■ **What you need to do**
Go through the records and copy each line where the word "มกราคม" occurs.

Dataset items
########################################

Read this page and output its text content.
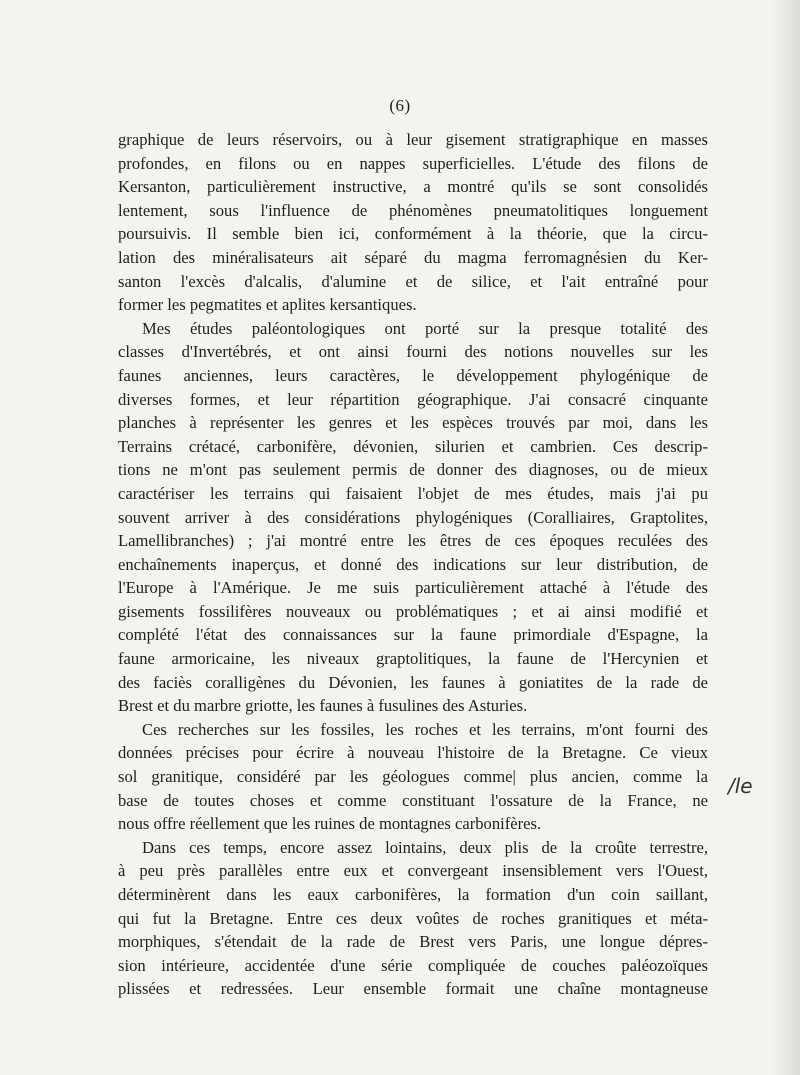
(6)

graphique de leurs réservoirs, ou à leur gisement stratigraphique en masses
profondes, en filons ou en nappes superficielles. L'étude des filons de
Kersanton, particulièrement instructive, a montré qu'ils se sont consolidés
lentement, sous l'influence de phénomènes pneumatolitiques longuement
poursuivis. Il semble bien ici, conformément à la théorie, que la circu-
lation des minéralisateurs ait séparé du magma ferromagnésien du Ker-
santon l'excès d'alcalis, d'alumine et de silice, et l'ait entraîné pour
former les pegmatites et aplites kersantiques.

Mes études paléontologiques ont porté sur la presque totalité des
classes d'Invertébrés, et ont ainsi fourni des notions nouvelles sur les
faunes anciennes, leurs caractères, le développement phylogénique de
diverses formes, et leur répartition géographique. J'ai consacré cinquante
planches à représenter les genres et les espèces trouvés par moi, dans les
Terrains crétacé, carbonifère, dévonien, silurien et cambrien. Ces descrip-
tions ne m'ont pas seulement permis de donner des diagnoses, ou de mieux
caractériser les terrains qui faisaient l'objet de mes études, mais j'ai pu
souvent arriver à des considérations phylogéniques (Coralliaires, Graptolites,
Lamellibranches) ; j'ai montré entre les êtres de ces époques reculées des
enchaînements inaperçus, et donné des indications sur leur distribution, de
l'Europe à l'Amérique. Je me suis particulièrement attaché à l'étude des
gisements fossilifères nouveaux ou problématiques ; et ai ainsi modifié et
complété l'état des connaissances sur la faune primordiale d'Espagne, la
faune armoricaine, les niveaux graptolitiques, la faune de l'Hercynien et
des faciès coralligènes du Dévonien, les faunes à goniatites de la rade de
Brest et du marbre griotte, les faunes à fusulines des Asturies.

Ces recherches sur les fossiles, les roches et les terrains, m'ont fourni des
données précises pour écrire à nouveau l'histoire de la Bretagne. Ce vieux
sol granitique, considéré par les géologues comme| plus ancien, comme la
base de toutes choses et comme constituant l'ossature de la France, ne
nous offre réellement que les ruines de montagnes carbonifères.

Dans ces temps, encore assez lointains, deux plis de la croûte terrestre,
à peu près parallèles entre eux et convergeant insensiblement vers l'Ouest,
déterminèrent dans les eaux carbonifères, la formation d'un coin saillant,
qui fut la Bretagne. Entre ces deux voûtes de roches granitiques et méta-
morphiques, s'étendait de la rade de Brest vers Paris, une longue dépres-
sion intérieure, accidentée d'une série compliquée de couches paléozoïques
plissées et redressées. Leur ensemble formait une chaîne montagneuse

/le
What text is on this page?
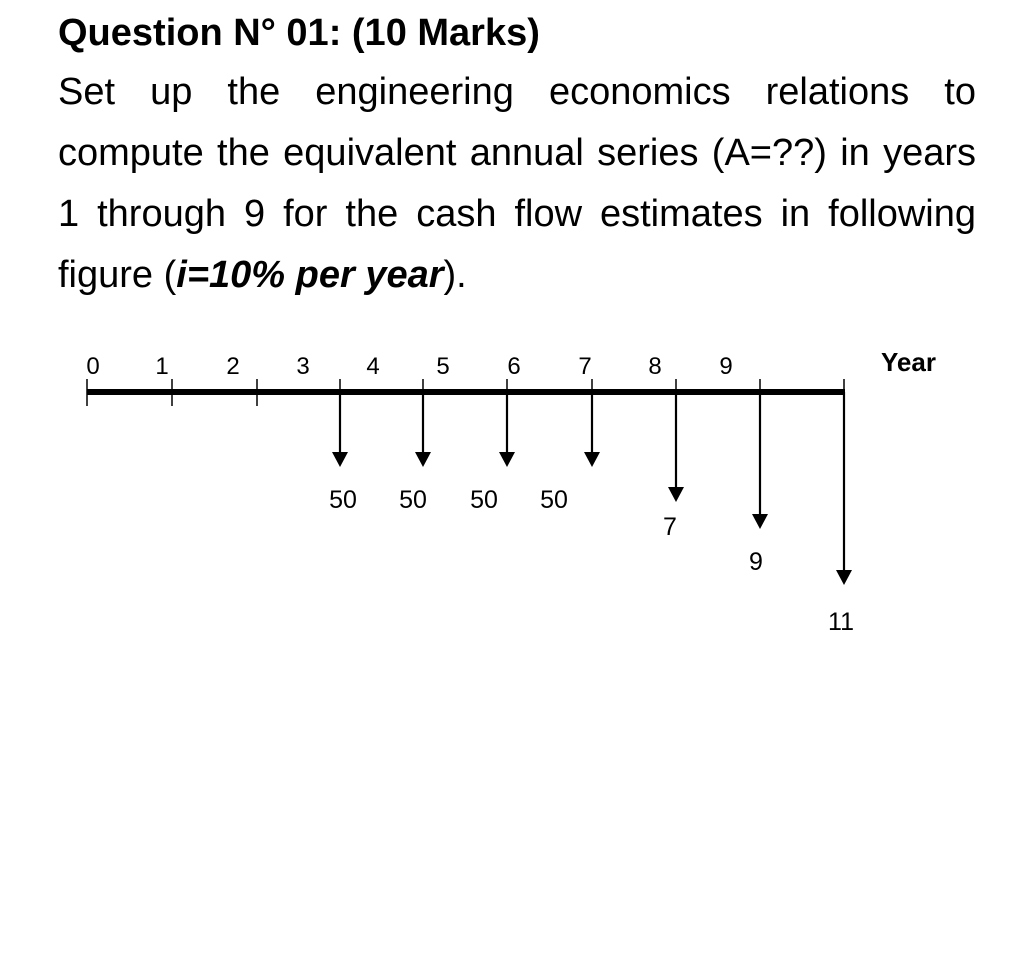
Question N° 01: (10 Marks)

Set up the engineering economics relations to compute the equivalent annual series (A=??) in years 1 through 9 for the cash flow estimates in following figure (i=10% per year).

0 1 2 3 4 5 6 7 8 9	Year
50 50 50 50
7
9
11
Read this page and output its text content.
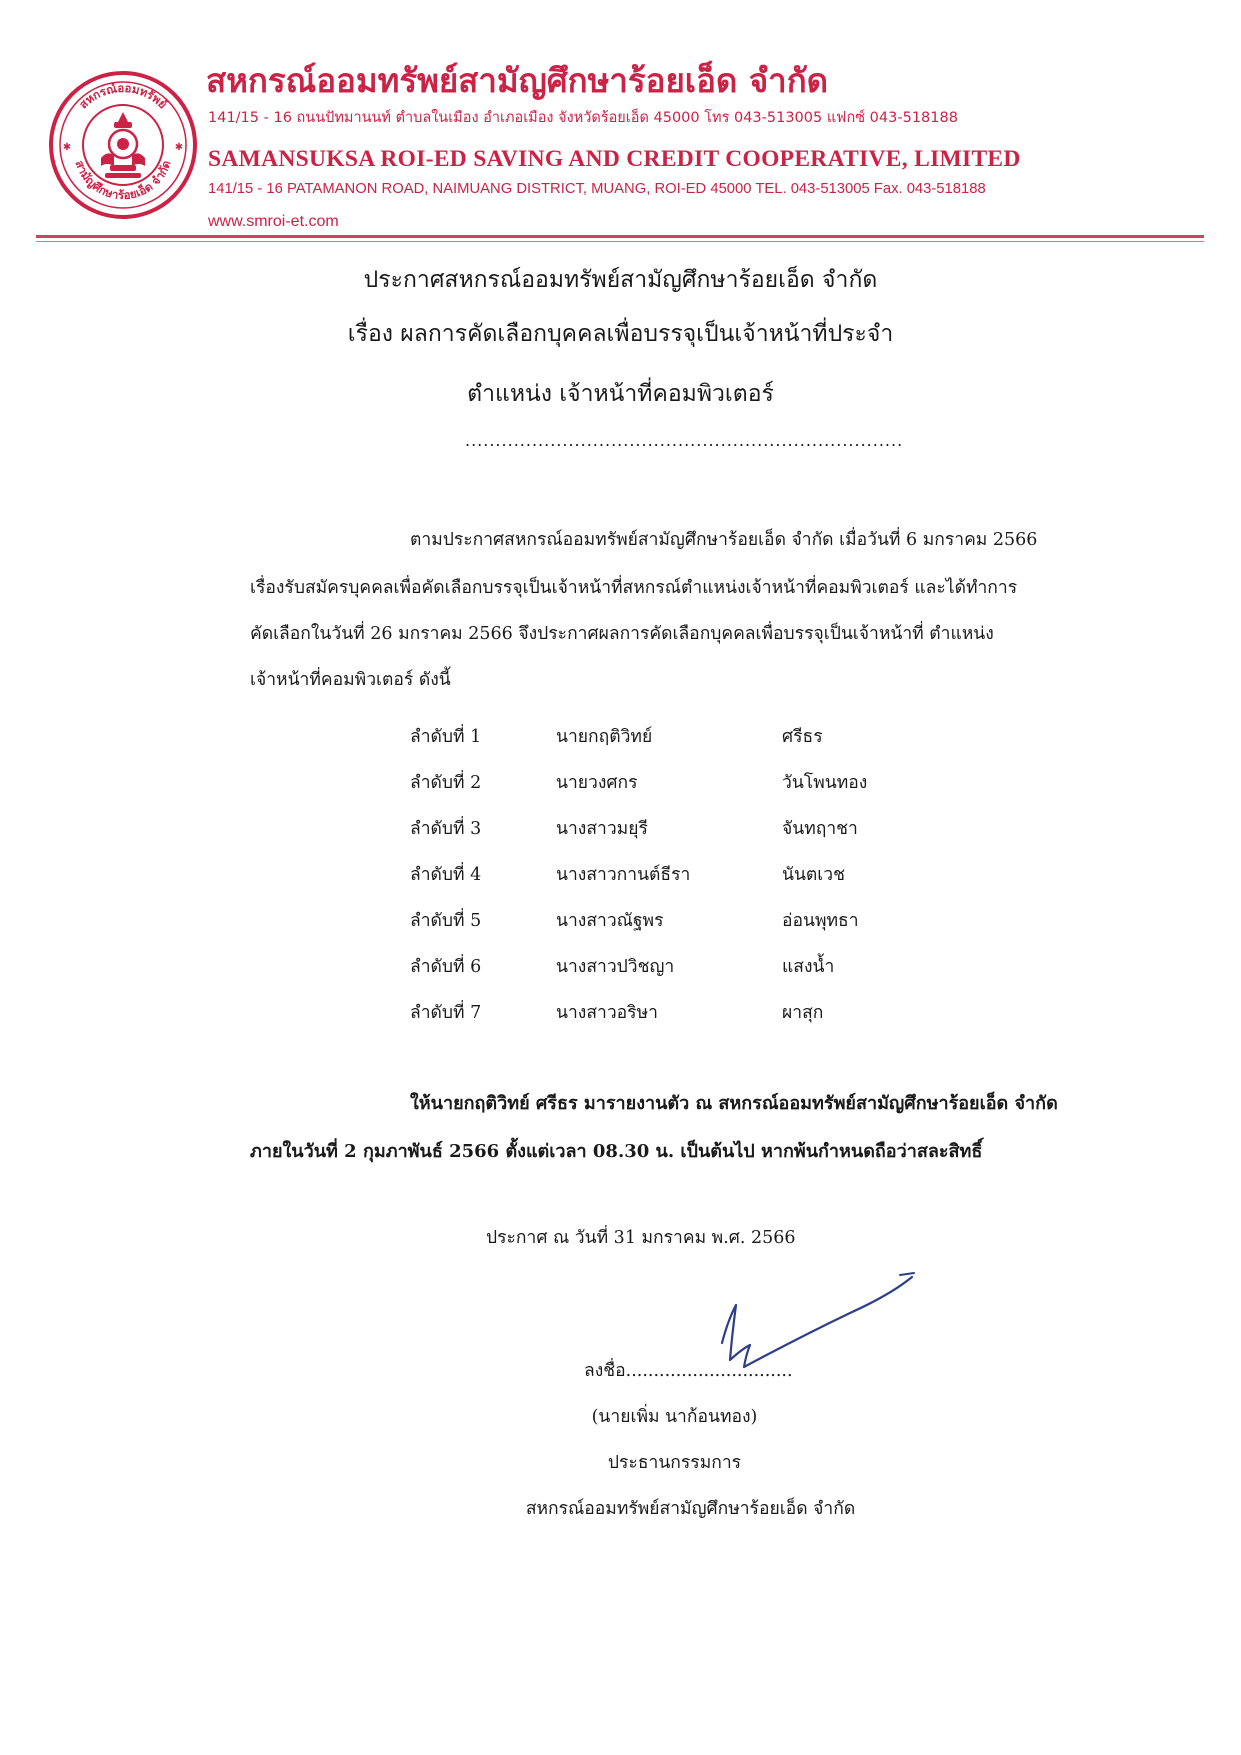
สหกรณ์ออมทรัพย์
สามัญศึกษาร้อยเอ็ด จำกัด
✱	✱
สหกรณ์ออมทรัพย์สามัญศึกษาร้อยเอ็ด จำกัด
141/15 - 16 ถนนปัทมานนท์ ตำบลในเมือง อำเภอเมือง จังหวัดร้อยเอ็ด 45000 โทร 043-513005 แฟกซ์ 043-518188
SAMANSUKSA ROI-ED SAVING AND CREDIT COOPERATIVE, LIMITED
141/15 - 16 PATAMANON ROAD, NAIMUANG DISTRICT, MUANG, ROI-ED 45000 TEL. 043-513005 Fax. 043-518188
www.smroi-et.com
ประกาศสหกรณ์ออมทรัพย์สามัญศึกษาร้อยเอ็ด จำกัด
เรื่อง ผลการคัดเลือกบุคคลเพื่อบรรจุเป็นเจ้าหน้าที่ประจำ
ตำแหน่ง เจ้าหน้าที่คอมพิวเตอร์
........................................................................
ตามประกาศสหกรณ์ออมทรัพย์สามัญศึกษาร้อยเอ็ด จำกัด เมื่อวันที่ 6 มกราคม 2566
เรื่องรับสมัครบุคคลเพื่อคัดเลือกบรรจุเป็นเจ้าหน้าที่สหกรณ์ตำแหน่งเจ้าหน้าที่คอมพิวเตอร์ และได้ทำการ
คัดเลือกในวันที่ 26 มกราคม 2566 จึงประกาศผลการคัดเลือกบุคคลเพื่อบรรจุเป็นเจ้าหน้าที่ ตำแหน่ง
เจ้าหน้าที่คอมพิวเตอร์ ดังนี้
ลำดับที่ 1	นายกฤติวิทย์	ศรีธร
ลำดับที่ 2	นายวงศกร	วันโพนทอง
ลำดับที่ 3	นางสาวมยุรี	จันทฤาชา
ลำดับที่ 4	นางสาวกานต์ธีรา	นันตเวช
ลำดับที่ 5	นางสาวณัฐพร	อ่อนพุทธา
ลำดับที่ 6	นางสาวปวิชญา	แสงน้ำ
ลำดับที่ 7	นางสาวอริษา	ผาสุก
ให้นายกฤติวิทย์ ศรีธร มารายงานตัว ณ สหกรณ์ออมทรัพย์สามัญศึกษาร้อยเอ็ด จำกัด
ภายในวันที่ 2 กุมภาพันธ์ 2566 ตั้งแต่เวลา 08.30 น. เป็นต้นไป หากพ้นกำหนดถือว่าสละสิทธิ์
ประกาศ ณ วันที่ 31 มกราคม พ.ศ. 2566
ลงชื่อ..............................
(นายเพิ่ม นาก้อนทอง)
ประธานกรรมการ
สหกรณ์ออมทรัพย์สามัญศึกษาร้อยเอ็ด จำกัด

########################################

■ **Task result**
ตามประกาศสหกรณ์ออมทรัพย์สามัญศึกษาร้อยเอ็ด จำกัด เมื่อวันที่ 6 มกราคม 2566
คัดเลือกในวันที่ 26 มกราคม 2566 จึงประกาศผลการคัดเลือกบุคคลเพื่อบรรจุเป็นเจ้าหน้าที่ ตำแหน่ง
ประกาศ ณ วันที่ 31 มกราคม พ.ศ. 2566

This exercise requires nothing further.